[Task to carry out]:
For this exercise, repeat all of the material verbatim apart from its images.

[Exercise material]:
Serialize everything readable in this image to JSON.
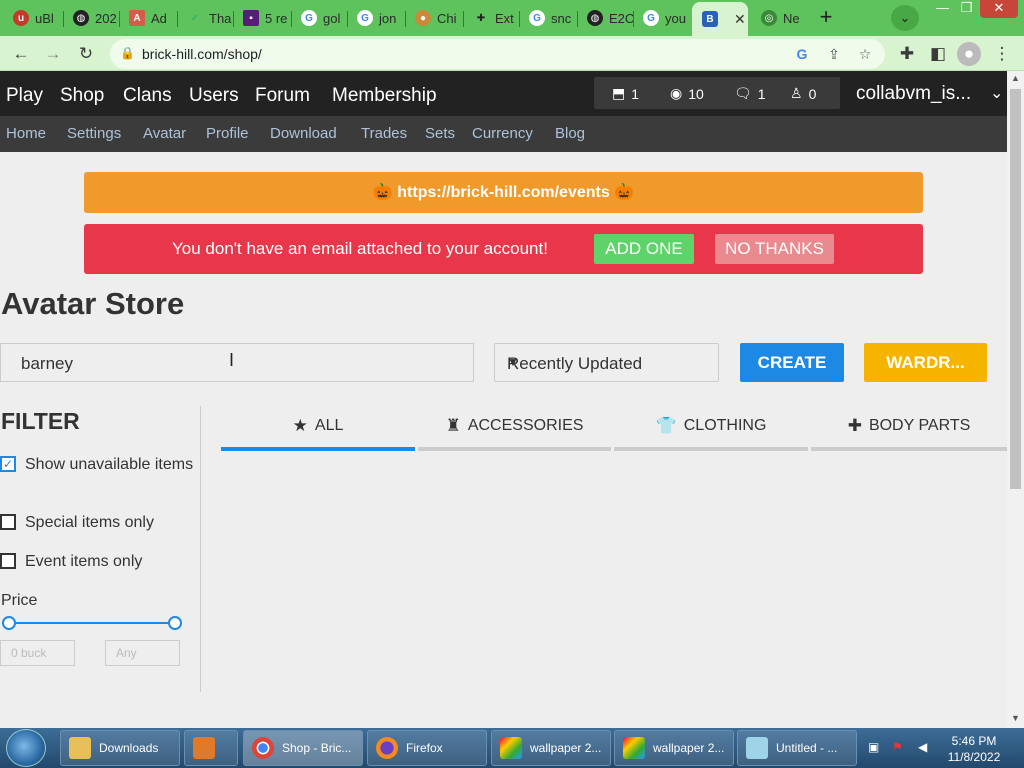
{
  "browser": {
    "tabs": [
      {
        "label": "uBl",
        "icon": "red-shield-icon"
      },
      {
        "label": "202",
        "icon": "globe-icon"
      },
      {
        "label": "Ad",
        "icon": "extension-icon"
      },
      {
        "label": "Tha",
        "icon": "check-icon"
      },
      {
        "label": "5 re",
        "icon": "purple-square-icon"
      },
      {
        "label": "gol",
        "icon": "google-icon"
      },
      {
        "label": "jon",
        "icon": "google-icon"
      },
      {
        "label": "Chi",
        "icon": "cookie-icon"
      },
      {
        "label": "Ext",
        "icon": "puzzle-icon"
      },
      {
        "label": "snc",
        "icon": "google-icon"
      },
      {
        "label": "E2C",
        "icon": "globe-icon"
      },
      {
        "label": "you",
        "icon": "google-icon"
      },
      {
        "label": "",
        "icon": "brickhill-icon",
        "active": true
      },
      {
        "label": "Ne",
        "icon": "chrome-icon"
      }
    ],
    "url": "brick-hill.com/shop/"
  },
  "site": {
    "nav_primary": [
      "Play",
      "Shop",
      "Clans",
      "Users",
      "Forum",
      "Membership"
    ],
    "stats": {
      "bricks": "1",
      "bucks": "10",
      "messages": "1",
      "friends": "0"
    },
    "username": "collabvm_is...",
    "nav_secondary": [
      "Home",
      "Settings",
      "Avatar",
      "Profile",
      "Download",
      "Trades",
      "Sets",
      "Currency",
      "Blog"
    ]
  },
  "banners": {
    "events_text": "🎃 https://brick-hill.com/events 🎃",
    "email_text": "You don't have an email attached to your account!",
    "add_one": "ADD ONE",
    "no_thanks": "NO THANKS"
  },
  "store": {
    "title": "Avatar Store",
    "search_value": "barney",
    "sort_value": "Recently Updated",
    "create_label": "CREATE",
    "wardrobe_label": "WARDR...",
    "filter_title": "FILTER",
    "filters": [
      {
        "label": "Show unavailable items",
        "checked": true
      },
      {
        "label": "Special items only",
        "checked": false
      },
      {
        "label": "Event items only",
        "checked": false
      }
    ],
    "price_label": "Price",
    "price_min_placeholder": "0 buck",
    "price_max_placeholder": "Any",
    "categories": [
      {
        "label": "ALL",
        "icon": "star-icon"
      },
      {
        "label": "ACCESSORIES",
        "icon": "hat-icon"
      },
      {
        "label": "CLOTHING",
        "icon": "shirt-icon"
      },
      {
        "label": "BODY PARTS",
        "icon": "puzzle-piece-icon"
      }
    ]
  },
  "colors": {
    "brand_dark": "#222222",
    "events_orange": "#f09a2b",
    "alert_red": "#e8364a",
    "create_blue": "#1e88e5",
    "wardrobe_yellow": "#f5b400",
    "browser_green": "#5fc35d"
  },
  "taskbar": {
    "items": [
      {
        "label": "Downloads"
      },
      {
        "label": ""
      },
      {
        "label": "Shop - Bric..."
      },
      {
        "label": "Firefox"
      },
      {
        "label": "wallpaper 2..."
      },
      {
        "label": "wallpaper 2..."
      },
      {
        "label": "Untitled - ..."
      }
    ],
    "time": "5:46 PM",
    "date": "11/8/2022"
  }
}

[In response]:
Serialize everything readable in this image to JSON.
{
  "browser": {
    "tabs": [
      {
        "label": "uBl",
        "icon": "red-shield-icon"
      },
      {
        "label": "202",
        "icon": "globe-icon"
      },
      {
        "label": "Ad",
        "icon": "extension-icon"
      },
      {
        "label": "Tha",
        "icon": "check-icon"
      },
      {
        "label": "5 re",
        "icon": "purple-square-icon"
      },
      {
        "label": "gol",
        "icon": "google-icon"
      },
      {
        "label": "jon",
        "icon": "google-icon"
      },
      {
        "label": "Chi",
        "icon": "cookie-icon"
      },
      {
        "label": "Ext",
        "icon": "puzzle-icon"
      },
      {
        "label": "snc",
        "icon": "google-icon"
      },
      {
        "label": "E2C",
        "icon": "globe-icon"
      },
      {
        "label": "you",
        "icon": "google-icon"
      },
      {
        "label": "",
        "icon": "brickhill-icon",
        "active": true
      },
      {
        "label": "Ne",
        "icon": "chrome-icon"
      }
    ],
    "url": "brick-hill.com/shop/"
  },
  "site": {
    "nav_primary": [
      "Play",
      "Shop",
      "Clans",
      "Users",
      "Forum",
      "Membership"
    ],
    "stats": {
      "bricks": "1",
      "bucks": "10",
      "messages": "1",
      "friends": "0"
    },
    "username": "collabvm_is...",
    "nav_secondary": [
      "Home",
      "Settings",
      "Avatar",
      "Profile",
      "Download",
      "Trades",
      "Sets",
      "Currency",
      "Blog"
    ]
  },
  "banners": {
    "events_text": "🎃 https://brick-hill.com/events 🎃",
    "email_text": "You don't have an email attached to your account!",
    "add_one": "ADD ONE",
    "no_thanks": "NO THANKS"
  },
  "store": {
    "title": "Avatar Store",
    "search_value": "barney",
    "sort_value": "Recently Updated",
    "create_label": "CREATE",
    "wardrobe_label": "WARDR...",
    "filter_title": "FILTER",
    "filters": [
      {
        "label": "Show unavailable items",
        "checked": true
      },
      {
        "label": "Special items only",
        "checked": false
      },
      {
        "label": "Event items only",
        "checked": false
      }
    ],
    "price_label": "Price",
    "price_min_placeholder": "0 buck",
    "price_max_placeholder": "Any",
    "categories": [
      {
        "label": "ALL",
        "icon": "star-icon"
      },
      {
        "label": "ACCESSORIES",
        "icon": "hat-icon"
      },
      {
        "label": "CLOTHING",
        "icon": "shirt-icon"
      },
      {
        "label": "BODY PARTS",
        "icon": "puzzle-piece-icon"
      }
    ]
  },
  "colors": {
    "brand_dark": "#222222",
    "events_orange": "#f09a2b",
    "alert_red": "#e8364a",
    "create_blue": "#1e88e5",
    "wardrobe_yellow": "#f5b400",
    "browser_green": "#5fc35d"
  },
  "taskbar": {
    "items": [
      {
        "label": "Downloads"
      },
      {
        "label": ""
      },
      {
        "label": "Shop - Bric..."
      },
      {
        "label": "Firefox"
      },
      {
        "label": "wallpaper 2..."
      },
      {
        "label": "wallpaper 2..."
      },
      {
        "label": "Untitled - ..."
      }
    ],
    "time": "5:46 PM",
    "date": "11/8/2022"
  }
}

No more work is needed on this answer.